[START OF ROWS]

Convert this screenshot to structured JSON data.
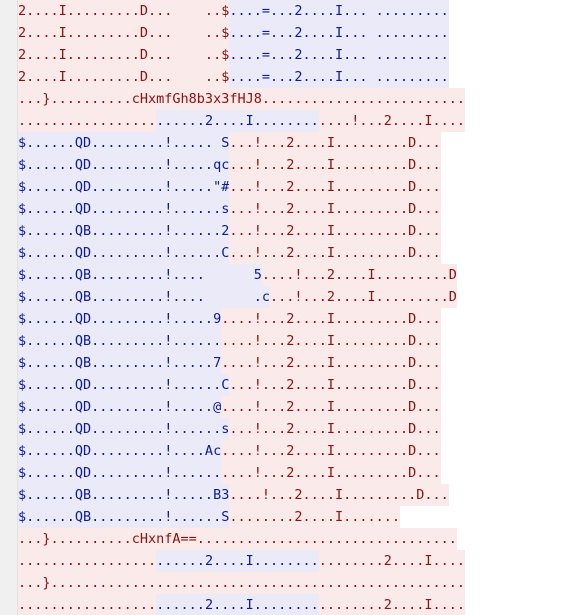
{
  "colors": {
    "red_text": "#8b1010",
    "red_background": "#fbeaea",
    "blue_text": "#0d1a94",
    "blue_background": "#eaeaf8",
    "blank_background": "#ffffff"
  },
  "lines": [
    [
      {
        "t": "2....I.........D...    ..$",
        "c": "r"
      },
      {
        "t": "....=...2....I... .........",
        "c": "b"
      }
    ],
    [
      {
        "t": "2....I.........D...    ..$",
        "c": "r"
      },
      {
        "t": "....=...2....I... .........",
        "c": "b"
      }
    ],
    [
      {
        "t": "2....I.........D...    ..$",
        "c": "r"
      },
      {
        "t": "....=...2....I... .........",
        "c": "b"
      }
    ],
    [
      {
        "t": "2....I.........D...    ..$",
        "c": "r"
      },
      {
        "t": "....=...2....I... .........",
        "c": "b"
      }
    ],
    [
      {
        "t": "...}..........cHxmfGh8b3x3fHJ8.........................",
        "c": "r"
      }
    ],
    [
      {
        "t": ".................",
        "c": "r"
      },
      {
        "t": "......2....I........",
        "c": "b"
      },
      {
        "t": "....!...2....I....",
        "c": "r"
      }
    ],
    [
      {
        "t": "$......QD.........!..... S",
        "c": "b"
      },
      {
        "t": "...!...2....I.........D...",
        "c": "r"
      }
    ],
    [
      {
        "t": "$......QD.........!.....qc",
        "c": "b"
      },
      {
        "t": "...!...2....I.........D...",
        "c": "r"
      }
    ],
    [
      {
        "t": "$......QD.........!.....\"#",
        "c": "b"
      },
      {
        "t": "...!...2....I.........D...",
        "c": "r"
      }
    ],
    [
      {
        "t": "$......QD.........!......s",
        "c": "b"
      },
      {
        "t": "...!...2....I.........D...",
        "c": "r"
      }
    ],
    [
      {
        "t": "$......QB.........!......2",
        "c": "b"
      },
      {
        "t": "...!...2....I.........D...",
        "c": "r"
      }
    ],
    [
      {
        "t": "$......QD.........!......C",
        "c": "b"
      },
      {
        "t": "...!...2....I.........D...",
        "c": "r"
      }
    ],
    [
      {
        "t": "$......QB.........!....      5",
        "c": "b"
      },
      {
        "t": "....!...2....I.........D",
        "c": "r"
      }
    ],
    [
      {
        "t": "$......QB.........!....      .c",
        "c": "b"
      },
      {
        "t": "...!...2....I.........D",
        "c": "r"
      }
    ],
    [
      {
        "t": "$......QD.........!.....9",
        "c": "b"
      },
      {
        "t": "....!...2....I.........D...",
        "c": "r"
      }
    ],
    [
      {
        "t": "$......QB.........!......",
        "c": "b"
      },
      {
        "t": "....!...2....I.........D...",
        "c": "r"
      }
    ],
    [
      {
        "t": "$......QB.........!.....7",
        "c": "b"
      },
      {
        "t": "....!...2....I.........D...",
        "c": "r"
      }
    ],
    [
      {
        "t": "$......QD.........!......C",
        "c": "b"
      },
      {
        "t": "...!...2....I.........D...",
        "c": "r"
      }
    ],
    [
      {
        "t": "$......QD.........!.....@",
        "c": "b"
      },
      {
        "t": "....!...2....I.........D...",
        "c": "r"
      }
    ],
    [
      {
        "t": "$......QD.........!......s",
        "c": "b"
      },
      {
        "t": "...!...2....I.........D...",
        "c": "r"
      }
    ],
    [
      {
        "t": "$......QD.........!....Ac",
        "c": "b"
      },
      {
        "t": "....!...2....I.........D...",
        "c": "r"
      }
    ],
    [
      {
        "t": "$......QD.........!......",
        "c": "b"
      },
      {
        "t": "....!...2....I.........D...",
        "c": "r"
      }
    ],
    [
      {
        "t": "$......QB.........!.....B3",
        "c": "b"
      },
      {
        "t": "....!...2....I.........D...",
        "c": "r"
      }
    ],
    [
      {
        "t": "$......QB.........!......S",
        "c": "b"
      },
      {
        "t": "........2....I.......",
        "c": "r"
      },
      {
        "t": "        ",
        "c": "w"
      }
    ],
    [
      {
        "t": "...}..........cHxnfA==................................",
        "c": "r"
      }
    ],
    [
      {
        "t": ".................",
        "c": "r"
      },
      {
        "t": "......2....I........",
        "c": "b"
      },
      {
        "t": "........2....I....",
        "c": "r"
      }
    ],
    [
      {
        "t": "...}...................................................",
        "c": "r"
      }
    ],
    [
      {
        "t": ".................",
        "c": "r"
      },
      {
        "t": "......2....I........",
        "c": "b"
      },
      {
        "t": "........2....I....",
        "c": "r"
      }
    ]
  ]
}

[END OF ROWS]

TO DO: Quote the data exactly, leaving every image out of the copy.

ANSWER TO THIS EXERCISE:
Convert this screenshot to structured JSON data.
{
  "colors": {
    "red_text": "#8b1010",
    "red_background": "#fbeaea",
    "blue_text": "#0d1a94",
    "blue_background": "#eaeaf8",
    "blank_background": "#ffffff"
  },
  "lines": [
    [
      {
        "t": "2....I.........D...    ..$",
        "c": "r"
      },
      {
        "t": "....=...2....I... .........",
        "c": "b"
      }
    ],
    [
      {
        "t": "2....I.........D...    ..$",
        "c": "r"
      },
      {
        "t": "....=...2....I... .........",
        "c": "b"
      }
    ],
    [
      {
        "t": "2....I.........D...    ..$",
        "c": "r"
      },
      {
        "t": "....=...2....I... .........",
        "c": "b"
      }
    ],
    [
      {
        "t": "2....I.........D...    ..$",
        "c": "r"
      },
      {
        "t": "....=...2....I... .........",
        "c": "b"
      }
    ],
    [
      {
        "t": "...}..........cHxmfGh8b3x3fHJ8.........................",
        "c": "r"
      }
    ],
    [
      {
        "t": ".................",
        "c": "r"
      },
      {
        "t": "......2....I........",
        "c": "b"
      },
      {
        "t": "....!...2....I....",
        "c": "r"
      }
    ],
    [
      {
        "t": "$......QD.........!..... S",
        "c": "b"
      },
      {
        "t": "...!...2....I.........D...",
        "c": "r"
      }
    ],
    [
      {
        "t": "$......QD.........!.....qc",
        "c": "b"
      },
      {
        "t": "...!...2....I.........D...",
        "c": "r"
      }
    ],
    [
      {
        "t": "$......QD.........!.....\"#",
        "c": "b"
      },
      {
        "t": "...!...2....I.........D...",
        "c": "r"
      }
    ],
    [
      {
        "t": "$......QD.........!......s",
        "c": "b"
      },
      {
        "t": "...!...2....I.........D...",
        "c": "r"
      }
    ],
    [
      {
        "t": "$......QB.........!......2",
        "c": "b"
      },
      {
        "t": "...!...2....I.........D...",
        "c": "r"
      }
    ],
    [
      {
        "t": "$......QD.........!......C",
        "c": "b"
      },
      {
        "t": "...!...2....I.........D...",
        "c": "r"
      }
    ],
    [
      {
        "t": "$......QB.........!....      5",
        "c": "b"
      },
      {
        "t": "....!...2....I.........D",
        "c": "r"
      }
    ],
    [
      {
        "t": "$......QB.........!....      .c",
        "c": "b"
      },
      {
        "t": "...!...2....I.........D",
        "c": "r"
      }
    ],
    [
      {
        "t": "$......QD.........!.....9",
        "c": "b"
      },
      {
        "t": "....!...2....I.........D...",
        "c": "r"
      }
    ],
    [
      {
        "t": "$......QB.........!......",
        "c": "b"
      },
      {
        "t": "....!...2....I.........D...",
        "c": "r"
      }
    ],
    [
      {
        "t": "$......QB.........!.....7",
        "c": "b"
      },
      {
        "t": "....!...2....I.........D...",
        "c": "r"
      }
    ],
    [
      {
        "t": "$......QD.........!......C",
        "c": "b"
      },
      {
        "t": "...!...2....I.........D...",
        "c": "r"
      }
    ],
    [
      {
        "t": "$......QD.........!.....@",
        "c": "b"
      },
      {
        "t": "....!...2....I.........D...",
        "c": "r"
      }
    ],
    [
      {
        "t": "$......QD.........!......s",
        "c": "b"
      },
      {
        "t": "...!...2....I.........D...",
        "c": "r"
      }
    ],
    [
      {
        "t": "$......QD.........!....Ac",
        "c": "b"
      },
      {
        "t": "....!...2....I.........D...",
        "c": "r"
      }
    ],
    [
      {
        "t": "$......QD.........!......",
        "c": "b"
      },
      {
        "t": "....!...2....I.........D...",
        "c": "r"
      }
    ],
    [
      {
        "t": "$......QB.........!.....B3",
        "c": "b"
      },
      {
        "t": "....!...2....I.........D...",
        "c": "r"
      }
    ],
    [
      {
        "t": "$......QB.........!......S",
        "c": "b"
      },
      {
        "t": "........2....I.......",
        "c": "r"
      },
      {
        "t": "        ",
        "c": "w"
      }
    ],
    [
      {
        "t": "...}..........cHxnfA==................................",
        "c": "r"
      }
    ],
    [
      {
        "t": ".................",
        "c": "r"
      },
      {
        "t": "......2....I........",
        "c": "b"
      },
      {
        "t": "........2....I....",
        "c": "r"
      }
    ],
    [
      {
        "t": "...}...................................................",
        "c": "r"
      }
    ],
    [
      {
        "t": ".................",
        "c": "r"
      },
      {
        "t": "......2....I........",
        "c": "b"
      },
      {
        "t": "........2....I....",
        "c": "r"
      }
    ]
  ]
}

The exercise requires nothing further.